-------- Data for processing --------

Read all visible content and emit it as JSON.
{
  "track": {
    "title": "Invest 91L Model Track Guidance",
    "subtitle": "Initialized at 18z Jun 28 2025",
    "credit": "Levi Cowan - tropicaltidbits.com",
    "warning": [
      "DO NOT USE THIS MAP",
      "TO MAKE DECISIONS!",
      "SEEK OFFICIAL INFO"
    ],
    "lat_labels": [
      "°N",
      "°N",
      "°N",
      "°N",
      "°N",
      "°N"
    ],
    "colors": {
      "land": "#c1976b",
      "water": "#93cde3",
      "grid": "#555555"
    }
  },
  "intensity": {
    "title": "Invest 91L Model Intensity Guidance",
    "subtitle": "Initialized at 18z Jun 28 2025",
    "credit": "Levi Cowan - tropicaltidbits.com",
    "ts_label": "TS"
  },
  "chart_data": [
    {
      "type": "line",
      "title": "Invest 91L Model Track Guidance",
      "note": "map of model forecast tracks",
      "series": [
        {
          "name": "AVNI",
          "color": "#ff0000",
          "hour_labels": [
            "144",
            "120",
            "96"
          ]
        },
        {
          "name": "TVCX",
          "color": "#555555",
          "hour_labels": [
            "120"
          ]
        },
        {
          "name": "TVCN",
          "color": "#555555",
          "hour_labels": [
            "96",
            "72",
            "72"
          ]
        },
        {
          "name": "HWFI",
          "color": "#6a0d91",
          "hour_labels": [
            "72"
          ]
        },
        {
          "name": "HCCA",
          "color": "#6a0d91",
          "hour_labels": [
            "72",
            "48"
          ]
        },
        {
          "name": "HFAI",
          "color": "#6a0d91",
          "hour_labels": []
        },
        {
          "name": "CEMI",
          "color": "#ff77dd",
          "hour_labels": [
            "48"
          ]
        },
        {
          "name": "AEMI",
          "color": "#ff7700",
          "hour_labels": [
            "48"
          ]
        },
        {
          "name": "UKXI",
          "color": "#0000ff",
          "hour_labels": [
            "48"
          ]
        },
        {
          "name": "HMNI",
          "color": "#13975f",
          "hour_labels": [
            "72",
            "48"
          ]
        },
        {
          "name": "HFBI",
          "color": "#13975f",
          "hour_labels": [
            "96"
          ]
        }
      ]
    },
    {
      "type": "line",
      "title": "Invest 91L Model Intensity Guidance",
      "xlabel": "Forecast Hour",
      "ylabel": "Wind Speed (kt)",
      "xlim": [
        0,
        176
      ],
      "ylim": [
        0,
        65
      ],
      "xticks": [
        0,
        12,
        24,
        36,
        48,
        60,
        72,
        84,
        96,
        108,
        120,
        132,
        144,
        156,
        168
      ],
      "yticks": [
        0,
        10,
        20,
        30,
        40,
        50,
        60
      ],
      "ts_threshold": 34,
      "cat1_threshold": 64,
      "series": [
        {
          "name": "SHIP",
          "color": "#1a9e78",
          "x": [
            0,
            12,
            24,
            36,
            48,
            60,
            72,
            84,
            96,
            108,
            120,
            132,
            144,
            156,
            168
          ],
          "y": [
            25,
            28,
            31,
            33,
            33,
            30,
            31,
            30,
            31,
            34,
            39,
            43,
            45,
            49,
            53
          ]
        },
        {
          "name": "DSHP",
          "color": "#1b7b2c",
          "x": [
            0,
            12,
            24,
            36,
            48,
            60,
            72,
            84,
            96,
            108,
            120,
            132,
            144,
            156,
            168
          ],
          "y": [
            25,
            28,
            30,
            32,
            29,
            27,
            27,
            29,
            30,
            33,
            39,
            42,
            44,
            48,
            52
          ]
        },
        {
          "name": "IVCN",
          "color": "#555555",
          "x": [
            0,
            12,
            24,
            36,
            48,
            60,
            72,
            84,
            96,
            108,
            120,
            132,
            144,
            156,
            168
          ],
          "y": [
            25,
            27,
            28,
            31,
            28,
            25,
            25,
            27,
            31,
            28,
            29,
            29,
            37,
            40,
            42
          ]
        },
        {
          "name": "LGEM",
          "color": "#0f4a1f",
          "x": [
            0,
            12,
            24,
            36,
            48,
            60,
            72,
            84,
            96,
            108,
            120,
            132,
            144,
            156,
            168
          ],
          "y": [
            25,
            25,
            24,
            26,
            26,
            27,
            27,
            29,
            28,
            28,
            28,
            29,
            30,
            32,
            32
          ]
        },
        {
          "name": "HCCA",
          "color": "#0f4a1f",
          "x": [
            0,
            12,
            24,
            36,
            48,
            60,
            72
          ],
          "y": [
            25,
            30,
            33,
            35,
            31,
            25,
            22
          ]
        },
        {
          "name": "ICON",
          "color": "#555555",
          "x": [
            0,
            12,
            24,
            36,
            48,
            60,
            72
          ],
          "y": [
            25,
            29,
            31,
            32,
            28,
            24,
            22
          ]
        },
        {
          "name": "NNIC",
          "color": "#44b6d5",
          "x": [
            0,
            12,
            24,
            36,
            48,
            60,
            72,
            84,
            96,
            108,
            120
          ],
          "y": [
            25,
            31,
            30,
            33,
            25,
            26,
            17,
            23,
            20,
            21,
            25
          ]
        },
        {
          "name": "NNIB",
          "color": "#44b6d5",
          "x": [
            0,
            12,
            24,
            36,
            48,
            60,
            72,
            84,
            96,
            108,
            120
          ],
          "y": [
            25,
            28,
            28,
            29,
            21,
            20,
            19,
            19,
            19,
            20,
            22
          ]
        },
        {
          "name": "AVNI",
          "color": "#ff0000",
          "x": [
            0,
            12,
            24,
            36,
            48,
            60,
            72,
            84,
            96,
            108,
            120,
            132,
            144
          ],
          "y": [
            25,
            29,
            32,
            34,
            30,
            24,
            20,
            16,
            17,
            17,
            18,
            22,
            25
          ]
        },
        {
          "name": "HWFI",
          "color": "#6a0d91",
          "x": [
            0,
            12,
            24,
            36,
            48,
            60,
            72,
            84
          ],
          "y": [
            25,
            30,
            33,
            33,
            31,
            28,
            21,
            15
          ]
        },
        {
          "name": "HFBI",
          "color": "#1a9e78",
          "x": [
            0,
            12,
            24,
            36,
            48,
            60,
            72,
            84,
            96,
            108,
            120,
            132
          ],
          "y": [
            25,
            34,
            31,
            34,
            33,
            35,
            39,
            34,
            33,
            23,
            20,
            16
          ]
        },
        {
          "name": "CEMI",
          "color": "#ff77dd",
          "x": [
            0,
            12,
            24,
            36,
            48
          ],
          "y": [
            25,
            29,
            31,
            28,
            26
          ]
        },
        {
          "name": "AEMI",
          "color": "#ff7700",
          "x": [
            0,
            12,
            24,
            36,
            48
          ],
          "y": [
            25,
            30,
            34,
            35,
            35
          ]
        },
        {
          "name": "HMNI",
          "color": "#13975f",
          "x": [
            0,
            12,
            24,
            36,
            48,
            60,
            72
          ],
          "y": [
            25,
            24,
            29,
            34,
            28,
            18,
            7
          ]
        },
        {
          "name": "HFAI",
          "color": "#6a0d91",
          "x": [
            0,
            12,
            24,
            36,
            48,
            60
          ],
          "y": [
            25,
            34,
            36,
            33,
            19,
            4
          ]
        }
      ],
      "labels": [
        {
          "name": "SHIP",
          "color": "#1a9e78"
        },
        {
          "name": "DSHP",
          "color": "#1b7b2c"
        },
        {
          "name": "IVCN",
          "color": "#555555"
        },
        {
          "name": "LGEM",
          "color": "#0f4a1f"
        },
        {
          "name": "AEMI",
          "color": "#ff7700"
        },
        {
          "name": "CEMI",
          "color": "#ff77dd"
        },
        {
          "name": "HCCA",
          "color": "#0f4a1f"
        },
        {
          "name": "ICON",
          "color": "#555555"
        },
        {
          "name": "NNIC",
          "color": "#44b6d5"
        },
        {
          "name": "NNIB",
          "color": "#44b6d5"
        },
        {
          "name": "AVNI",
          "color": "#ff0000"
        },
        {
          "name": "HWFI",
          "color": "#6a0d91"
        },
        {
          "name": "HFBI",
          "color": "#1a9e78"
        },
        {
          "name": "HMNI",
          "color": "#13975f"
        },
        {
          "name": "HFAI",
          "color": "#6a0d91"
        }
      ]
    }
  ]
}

--------

### Aim of the exercise
All lines in the data that contain the word "Invest" should be copied.

### Solved exercise
    "title": "Invest 91L Model Track Guidance",
    "title": "Invest 91L Model Intensity Guidance",
      "title": "Invest 91L Model Track Guidance",
      "title": "Invest 91L Model Intensity Guidance",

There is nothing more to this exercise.